→ **SHORT EXERCISE**
Write out exactly the lines below that run from the line containing "OCR this image." through the last line of the records.

───── SOURCE MATERIAL

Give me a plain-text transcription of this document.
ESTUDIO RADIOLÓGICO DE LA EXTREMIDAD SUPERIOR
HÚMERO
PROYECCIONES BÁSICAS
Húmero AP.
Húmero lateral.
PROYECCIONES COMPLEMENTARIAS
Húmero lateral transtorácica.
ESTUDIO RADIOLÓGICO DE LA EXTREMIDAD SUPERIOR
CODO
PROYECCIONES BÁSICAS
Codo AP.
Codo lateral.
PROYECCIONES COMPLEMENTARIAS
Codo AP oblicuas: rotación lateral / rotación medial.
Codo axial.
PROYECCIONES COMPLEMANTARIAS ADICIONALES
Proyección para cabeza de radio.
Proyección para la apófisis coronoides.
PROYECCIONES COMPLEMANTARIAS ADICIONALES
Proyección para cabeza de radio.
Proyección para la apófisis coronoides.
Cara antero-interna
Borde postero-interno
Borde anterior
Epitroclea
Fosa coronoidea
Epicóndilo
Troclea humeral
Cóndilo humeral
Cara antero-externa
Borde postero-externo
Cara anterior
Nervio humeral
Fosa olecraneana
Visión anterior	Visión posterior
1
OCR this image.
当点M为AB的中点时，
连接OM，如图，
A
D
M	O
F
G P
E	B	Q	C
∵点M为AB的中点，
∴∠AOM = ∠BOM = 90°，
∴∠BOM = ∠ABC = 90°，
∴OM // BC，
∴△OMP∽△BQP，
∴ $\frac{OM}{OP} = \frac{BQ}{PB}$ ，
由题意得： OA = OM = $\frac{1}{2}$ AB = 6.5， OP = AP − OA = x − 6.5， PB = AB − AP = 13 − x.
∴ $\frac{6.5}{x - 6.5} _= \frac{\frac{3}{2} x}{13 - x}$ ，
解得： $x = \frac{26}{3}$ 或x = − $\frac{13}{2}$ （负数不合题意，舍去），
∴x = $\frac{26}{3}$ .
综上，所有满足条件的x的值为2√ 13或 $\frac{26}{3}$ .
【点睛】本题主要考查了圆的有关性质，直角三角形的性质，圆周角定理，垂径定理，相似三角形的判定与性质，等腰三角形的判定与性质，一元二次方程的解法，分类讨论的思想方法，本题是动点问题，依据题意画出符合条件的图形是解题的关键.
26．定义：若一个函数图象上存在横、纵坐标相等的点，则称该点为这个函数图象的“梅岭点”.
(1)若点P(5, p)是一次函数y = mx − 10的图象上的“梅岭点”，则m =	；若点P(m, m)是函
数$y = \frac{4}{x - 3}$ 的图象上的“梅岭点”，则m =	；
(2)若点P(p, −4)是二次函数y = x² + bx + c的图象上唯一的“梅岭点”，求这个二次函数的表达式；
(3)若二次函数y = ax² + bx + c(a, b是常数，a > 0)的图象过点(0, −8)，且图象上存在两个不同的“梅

──────────

→ **RESPONSE TO THIS TASK**
OCR this image.
当点M为AB的中点时，
连接OM，如图，
A
D
M	O
F
G P
E	B	Q	C
∵点M为AB的中点，
∴∠AOM = ∠BOM = 90°，
∴∠BOM = ∠ABC = 90°，
∴OM // BC，
∴△OMP∽△BQP，
∴ $\frac{OM}{OP} = \frac{BQ}{PB}$ ，
由题意得： OA = OM = $\frac{1}{2}$ AB = 6.5， OP = AP − OA = x − 6.5， PB = AB − AP = 13 − x.
∴ $\frac{6.5}{x - 6.5} _= \frac{\frac{3}{2} x}{13 - x}$ ，
解得： $x = \frac{26}{3}$ 或x = − $\frac{13}{2}$ （负数不合题意，舍去），
∴x = $\frac{26}{3}$ .
综上，所有满足条件的x的值为2√ 13或 $\frac{26}{3}$ .
【点睛】本题主要考查了圆的有关性质，直角三角形的性质，圆周角定理，垂径定理，相似三角形的判定与性质，等腰三角形的判定与性质，一元二次方程的解法，分类讨论的思想方法，本题是动点问题，依据题意画出符合条件的图形是解题的关键.
26．定义：若一个函数图象上存在横、纵坐标相等的点，则称该点为这个函数图象的“梅岭点”.
(1)若点P(5, p)是一次函数y = mx − 10的图象上的“梅岭点”，则m =	；若点P(m, m)是函
数$y = \frac{4}{x - 3}$ 的图象上的“梅岭点”，则m =	；
(2)若点P(p, −4)是二次函数y = x² + bx + c的图象上唯一的“梅岭点”，求这个二次函数的表达式；
(3)若二次函数y = ax² + bx + c(a, b是常数，a > 0)的图象过点(0, −8)，且图象上存在两个不同的“梅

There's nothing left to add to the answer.